::: Material shown :::

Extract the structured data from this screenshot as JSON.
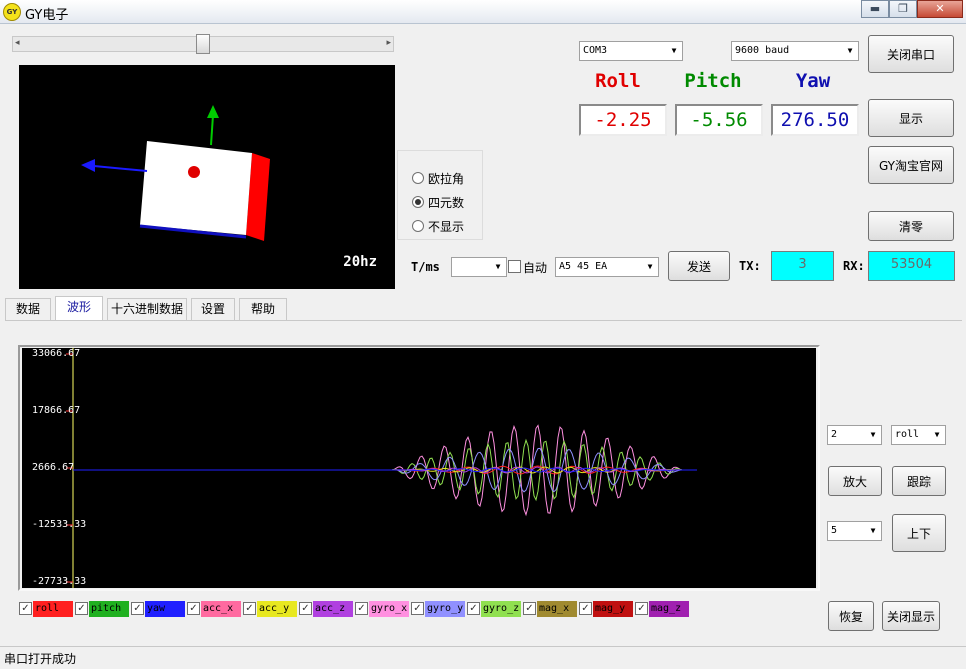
{
  "window": {
    "icon_text": "GY",
    "title": "GY电子",
    "minimize": "▬",
    "maximize": "❐",
    "close": "✕"
  },
  "slider": {
    "left_arrow": "◂",
    "right_arrow": "▸"
  },
  "view3d": {
    "rate": "20hz",
    "colors": {
      "box": "#ffffff",
      "side": "#ff0000",
      "x_axis": "#1a1aff",
      "y_axis": "#00cc00",
      "dot": "#e00000"
    }
  },
  "display_mode": {
    "options": [
      "欧拉角",
      "四元数",
      "不显示"
    ],
    "selected": "四元数"
  },
  "serial": {
    "port": "COM3",
    "baud": "9600 baud",
    "close_button": "关闭串口",
    "show_button": "显示",
    "website_button": "GY淘宝官网",
    "zero_button": "清零"
  },
  "orientation": {
    "roll_label": "Roll",
    "pitch_label": "Pitch",
    "yaw_label": "Yaw",
    "roll": "-2.25",
    "pitch": "-5.56",
    "yaw": "276.50",
    "colors": {
      "roll": "#e00000",
      "pitch": "#008a00",
      "yaw": "#1010b0"
    }
  },
  "send": {
    "period_label": "T/ms",
    "period_value": "",
    "auto_label": "自动",
    "command": "A5 45 EA",
    "send_button": "发送",
    "tx_label": "TX:",
    "tx": "3",
    "rx_label": "RX:",
    "rx": "53504"
  },
  "tabs": [
    "数据",
    "波形",
    "十六进制数据",
    "设置",
    "帮助"
  ],
  "active_tab": "波形",
  "plot": {
    "yticks": [
      "33066.67",
      "17866.67",
      "2666.67",
      "-12533.33",
      "-27733.33"
    ]
  },
  "plot_controls": {
    "scale": "2",
    "channel": "roll",
    "zoom_button": "放大",
    "track_button": "跟踪",
    "step": "5",
    "updown_button": "上下",
    "restore_button": "恢复",
    "close_display_button": "关闭显示"
  },
  "legend": [
    {
      "label": "roll",
      "color": "#ff2020",
      "checked": true
    },
    {
      "label": "pitch",
      "color": "#20b020",
      "checked": true
    },
    {
      "label": "yaw",
      "color": "#2020ff",
      "checked": true
    },
    {
      "label": "acc_x",
      "color": "#ff6aa0",
      "checked": true
    },
    {
      "label": "acc_y",
      "color": "#e8e820",
      "checked": true
    },
    {
      "label": "acc_z",
      "color": "#b040e0",
      "checked": true
    },
    {
      "label": "gyro_x",
      "color": "#ff90e0",
      "checked": true
    },
    {
      "label": "gyro_y",
      "color": "#9090ff",
      "checked": true
    },
    {
      "label": "gyro_z",
      "color": "#90e050",
      "checked": true
    },
    {
      "label": "mag_x",
      "color": "#a08a30",
      "checked": true
    },
    {
      "label": "mag_y",
      "color": "#c01010",
      "checked": true
    },
    {
      "label": "mag_z",
      "color": "#a020b0",
      "checked": true
    }
  ],
  "status": "串口打开成功"
}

:::

### Exercise task
Output the records above exactly; leave out the pictures.

### Exercise solution
Extract the structured data from this screenshot as JSON.
{
  "window": {
    "icon_text": "GY",
    "title": "GY电子",
    "minimize": "▬",
    "maximize": "❐",
    "close": "✕"
  },
  "slider": {
    "left_arrow": "◂",
    "right_arrow": "▸"
  },
  "view3d": {
    "rate": "20hz",
    "colors": {
      "box": "#ffffff",
      "side": "#ff0000",
      "x_axis": "#1a1aff",
      "y_axis": "#00cc00",
      "dot": "#e00000"
    }
  },
  "display_mode": {
    "options": [
      "欧拉角",
      "四元数",
      "不显示"
    ],
    "selected": "四元数"
  },
  "serial": {
    "port": "COM3",
    "baud": "9600 baud",
    "close_button": "关闭串口",
    "show_button": "显示",
    "website_button": "GY淘宝官网",
    "zero_button": "清零"
  },
  "orientation": {
    "roll_label": "Roll",
    "pitch_label": "Pitch",
    "yaw_label": "Yaw",
    "roll": "-2.25",
    "pitch": "-5.56",
    "yaw": "276.50",
    "colors": {
      "roll": "#e00000",
      "pitch": "#008a00",
      "yaw": "#1010b0"
    }
  },
  "send": {
    "period_label": "T/ms",
    "period_value": "",
    "auto_label": "自动",
    "command": "A5 45 EA",
    "send_button": "发送",
    "tx_label": "TX:",
    "tx": "3",
    "rx_label": "RX:",
    "rx": "53504"
  },
  "tabs": [
    "数据",
    "波形",
    "十六进制数据",
    "设置",
    "帮助"
  ],
  "active_tab": "波形",
  "plot": {
    "yticks": [
      "33066.67",
      "17866.67",
      "2666.67",
      "-12533.33",
      "-27733.33"
    ]
  },
  "plot_controls": {
    "scale": "2",
    "channel": "roll",
    "zoom_button": "放大",
    "track_button": "跟踪",
    "step": "5",
    "updown_button": "上下",
    "restore_button": "恢复",
    "close_display_button": "关闭显示"
  },
  "legend": [
    {
      "label": "roll",
      "color": "#ff2020",
      "checked": true
    },
    {
      "label": "pitch",
      "color": "#20b020",
      "checked": true
    },
    {
      "label": "yaw",
      "color": "#2020ff",
      "checked": true
    },
    {
      "label": "acc_x",
      "color": "#ff6aa0",
      "checked": true
    },
    {
      "label": "acc_y",
      "color": "#e8e820",
      "checked": true
    },
    {
      "label": "acc_z",
      "color": "#b040e0",
      "checked": true
    },
    {
      "label": "gyro_x",
      "color": "#ff90e0",
      "checked": true
    },
    {
      "label": "gyro_y",
      "color": "#9090ff",
      "checked": true
    },
    {
      "label": "gyro_z",
      "color": "#90e050",
      "checked": true
    },
    {
      "label": "mag_x",
      "color": "#a08a30",
      "checked": true
    },
    {
      "label": "mag_y",
      "color": "#c01010",
      "checked": true
    },
    {
      "label": "mag_z",
      "color": "#a020b0",
      "checked": true
    }
  ],
  "status": "串口打开成功"
}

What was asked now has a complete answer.